## Request
What follows is a listing; restate every line of it word for word.
# START OF Records for this task
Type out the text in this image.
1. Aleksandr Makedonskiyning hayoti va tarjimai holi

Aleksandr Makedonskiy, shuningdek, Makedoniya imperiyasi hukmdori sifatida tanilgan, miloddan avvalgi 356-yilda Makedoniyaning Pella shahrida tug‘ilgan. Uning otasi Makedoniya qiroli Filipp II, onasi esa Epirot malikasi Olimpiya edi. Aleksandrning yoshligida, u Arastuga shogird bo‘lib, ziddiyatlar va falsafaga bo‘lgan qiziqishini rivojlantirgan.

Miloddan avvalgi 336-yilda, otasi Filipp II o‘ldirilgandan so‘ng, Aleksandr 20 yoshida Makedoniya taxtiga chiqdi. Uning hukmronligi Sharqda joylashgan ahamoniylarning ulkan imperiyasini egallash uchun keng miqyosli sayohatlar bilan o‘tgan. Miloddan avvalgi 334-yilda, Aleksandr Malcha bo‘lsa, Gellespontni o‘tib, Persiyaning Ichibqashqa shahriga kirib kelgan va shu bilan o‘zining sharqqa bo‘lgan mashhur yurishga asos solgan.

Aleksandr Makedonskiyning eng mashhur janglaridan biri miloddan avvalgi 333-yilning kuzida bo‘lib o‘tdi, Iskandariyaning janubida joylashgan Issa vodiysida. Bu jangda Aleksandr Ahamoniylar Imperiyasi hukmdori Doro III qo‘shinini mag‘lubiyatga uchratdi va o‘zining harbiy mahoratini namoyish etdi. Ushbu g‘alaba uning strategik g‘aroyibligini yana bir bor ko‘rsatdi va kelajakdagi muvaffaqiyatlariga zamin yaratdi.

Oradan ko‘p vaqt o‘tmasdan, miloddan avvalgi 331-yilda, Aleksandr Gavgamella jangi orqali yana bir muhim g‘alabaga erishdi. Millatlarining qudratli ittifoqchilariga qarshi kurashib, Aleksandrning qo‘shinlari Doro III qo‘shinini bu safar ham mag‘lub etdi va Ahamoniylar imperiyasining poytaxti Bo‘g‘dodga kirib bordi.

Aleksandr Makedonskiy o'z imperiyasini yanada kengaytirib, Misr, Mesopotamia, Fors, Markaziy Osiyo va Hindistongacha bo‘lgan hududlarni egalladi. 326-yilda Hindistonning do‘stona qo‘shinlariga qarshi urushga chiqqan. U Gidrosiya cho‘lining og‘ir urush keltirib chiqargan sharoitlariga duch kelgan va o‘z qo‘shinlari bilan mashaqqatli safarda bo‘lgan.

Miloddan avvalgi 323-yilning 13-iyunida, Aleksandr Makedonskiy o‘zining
# END OF Records for this task
## Task response
Type out the text in this image.
1. Aleksandr Makedonskiyning hayoti va tarjimai holi

Aleksandr Makedonskiy, shuningdek, Makedoniya imperiyasi hukmdori sifatida tanilgan, miloddan avvalgi 356-yilda Makedoniyaning Pella shahrida tug‘ilgan. Uning otasi Makedoniya qiroli Filipp II, onasi esa Epirot malikasi Olimpiya edi. Aleksandrning yoshligida, u Arastuga shogird bo‘lib, ziddiyatlar va falsafaga bo‘lgan qiziqishini rivojlantirgan.

Miloddan avvalgi 336-yilda, otasi Filipp II o‘ldirilgandan so‘ng, Aleksandr 20 yoshida Makedoniya taxtiga chiqdi. Uning hukmronligi Sharqda joylashgan ahamoniylarning ulkan imperiyasini egallash uchun keng miqyosli sayohatlar bilan o‘tgan. Miloddan avvalgi 334-yilda, Aleksandr Malcha bo‘lsa, Gellespontni o‘tib, Persiyaning Ichibqashqa shahriga kirib kelgan va shu bilan o‘zining sharqqa bo‘lgan mashhur yurishga asos solgan.

Aleksandr Makedonskiyning eng mashhur janglaridan biri miloddan avvalgi 333-yilning kuzida bo‘lib o‘tdi, Iskandariyaning janubida joylashgan Issa vodiysida. Bu jangda Aleksandr Ahamoniylar Imperiyasi hukmdori Doro III qo‘shinini mag‘lubiyatga uchratdi va o‘zining harbiy mahoratini namoyish etdi. Ushbu g‘alaba uning strategik g‘aroyibligini yana bir bor ko‘rsatdi va kelajakdagi muvaffaqiyatlariga zamin yaratdi.

Oradan ko‘p vaqt o‘tmasdan, miloddan avvalgi 331-yilda, Aleksandr Gavgamella jangi orqali yana bir muhim g‘alabaga erishdi. Millatlarining qudratli ittifoqchilariga qarshi kurashib, Aleksandrning qo‘shinlari Doro III qo‘shinini bu safar ham mag‘lub etdi va Ahamoniylar imperiyasining poytaxti Bo‘g‘dodga kirib bordi.

Aleksandr Makedonskiy o'z imperiyasini yanada kengaytirib, Misr, Mesopotamia, Fors, Markaziy Osiyo va Hindistongacha bo‘lgan hududlarni egalladi. 326-yilda Hindistonning do‘stona qo‘shinlariga qarshi urushga chiqqan. U Gidrosiya cho‘lining og‘ir urush keltirib chiqargan sharoitlariga duch kelgan va o‘z qo‘shinlari bilan mashaqqatli safarda bo‘lgan.

Miloddan avvalgi 323-yilning 13-iyunida, Aleksandr Makedonskiy o‘zining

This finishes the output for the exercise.